▶ WRITTEN REQUEST
Reproduce all of the data word for word.
#####
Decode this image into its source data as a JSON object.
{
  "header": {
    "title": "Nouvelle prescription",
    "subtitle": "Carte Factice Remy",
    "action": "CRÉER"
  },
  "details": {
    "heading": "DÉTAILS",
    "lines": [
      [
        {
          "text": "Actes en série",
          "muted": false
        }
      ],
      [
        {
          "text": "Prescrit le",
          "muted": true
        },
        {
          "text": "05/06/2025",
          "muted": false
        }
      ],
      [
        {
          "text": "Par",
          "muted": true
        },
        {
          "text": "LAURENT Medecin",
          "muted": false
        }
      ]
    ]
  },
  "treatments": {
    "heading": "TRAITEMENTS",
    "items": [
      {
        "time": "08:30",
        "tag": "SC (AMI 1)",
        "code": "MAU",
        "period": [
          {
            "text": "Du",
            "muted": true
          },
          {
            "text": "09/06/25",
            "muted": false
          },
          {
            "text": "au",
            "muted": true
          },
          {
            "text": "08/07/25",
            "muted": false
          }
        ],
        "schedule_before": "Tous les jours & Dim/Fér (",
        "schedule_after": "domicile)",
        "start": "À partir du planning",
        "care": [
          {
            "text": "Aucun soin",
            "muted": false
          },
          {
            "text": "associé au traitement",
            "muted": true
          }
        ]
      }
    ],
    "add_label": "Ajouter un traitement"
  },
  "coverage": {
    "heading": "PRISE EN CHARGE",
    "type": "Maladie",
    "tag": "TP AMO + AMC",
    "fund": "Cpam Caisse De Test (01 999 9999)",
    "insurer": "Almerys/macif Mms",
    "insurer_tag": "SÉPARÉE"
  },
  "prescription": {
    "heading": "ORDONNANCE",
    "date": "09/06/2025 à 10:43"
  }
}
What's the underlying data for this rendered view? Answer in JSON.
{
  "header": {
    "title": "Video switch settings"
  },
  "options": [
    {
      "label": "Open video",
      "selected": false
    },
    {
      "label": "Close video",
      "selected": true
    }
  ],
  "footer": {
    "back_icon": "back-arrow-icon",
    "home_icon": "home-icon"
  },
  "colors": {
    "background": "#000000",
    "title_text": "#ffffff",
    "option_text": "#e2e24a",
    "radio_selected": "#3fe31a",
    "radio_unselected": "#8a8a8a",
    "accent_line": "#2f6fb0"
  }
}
#####
▶ WORKED ANSWER
Decode this image into its source data as a JSON object.
{
  "header": {
    "title": "Nouvelle prescription",
    "subtitle": "Carte Factice Remy",
    "action": "CRÉER"
  },
  "details": {
    "heading": "DÉTAILS",
    "lines": [
      [
        {
          "text": "Actes en série",
          "muted": false
        }
      ],
      [
        {
          "text": "Prescrit le",
          "muted": true
        },
        {
          "text": "05/06/2025",
          "muted": false
        }
      ],
      [
        {
          "text": "Par",
          "muted": true
        },
        {
          "text": "LAURENT Medecin",
          "muted": false
        }
      ]
    ]
  },
  "treatments": {
    "heading": "TRAITEMENTS",
    "items": [
      {
        "time": "08:30",
        "tag": "SC (AMI 1)",
        "code": "MAU",
        "period": [
          {
            "text": "Du",
            "muted": true
          },
          {
            "text": "09/06/25",
            "muted": false
          },
          {
            "text": "au",
            "muted": true
          },
          {
            "text": "08/07/25",
            "muted": false
          }
        ],
        "schedule_before": "Tous les jours & Dim/Fér (",
        "schedule_after": "domicile)",
        "start": "À partir du planning",
        "care": [
          {
            "text": "Aucun soin",
            "muted": false
          },
          {
            "text": "associé au traitement",
            "muted": true
          }
        ]
      }
    ],
    "add_label": "Ajouter un traitement"
  },
  "coverage": {
    "heading": "PRISE EN CHARGE",
    "type": "Maladie",
    "tag": "TP AMO + AMC",
    "fund": "Cpam Caisse De Test (01 999 9999)",
    "insurer": "Almerys/macif Mms",
    "insurer_tag": "SÉPARÉE"
  },
  "prescription": {
    "heading": "ORDONNANCE",
    "date": "09/06/2025 à 10:43"
  }
}
What's the underlying data for this rendered view? Answer in JSON.
{
  "header": {
    "title": "Video switch settings"
  },
  "options": [
    {
      "label": "Open video",
      "selected": false
    },
    {
      "label": "Close video",
      "selected": true
    }
  ],
  "footer": {
    "back_icon": "back-arrow-icon",
    "home_icon": "home-icon"
  },
  "colors": {
    "background": "#000000",
    "title_text": "#ffffff",
    "option_text": "#e2e24a",
    "radio_selected": "#3fe31a",
    "radio_unselected": "#8a8a8a",
    "accent_line": "#2f6fb0"
  }
}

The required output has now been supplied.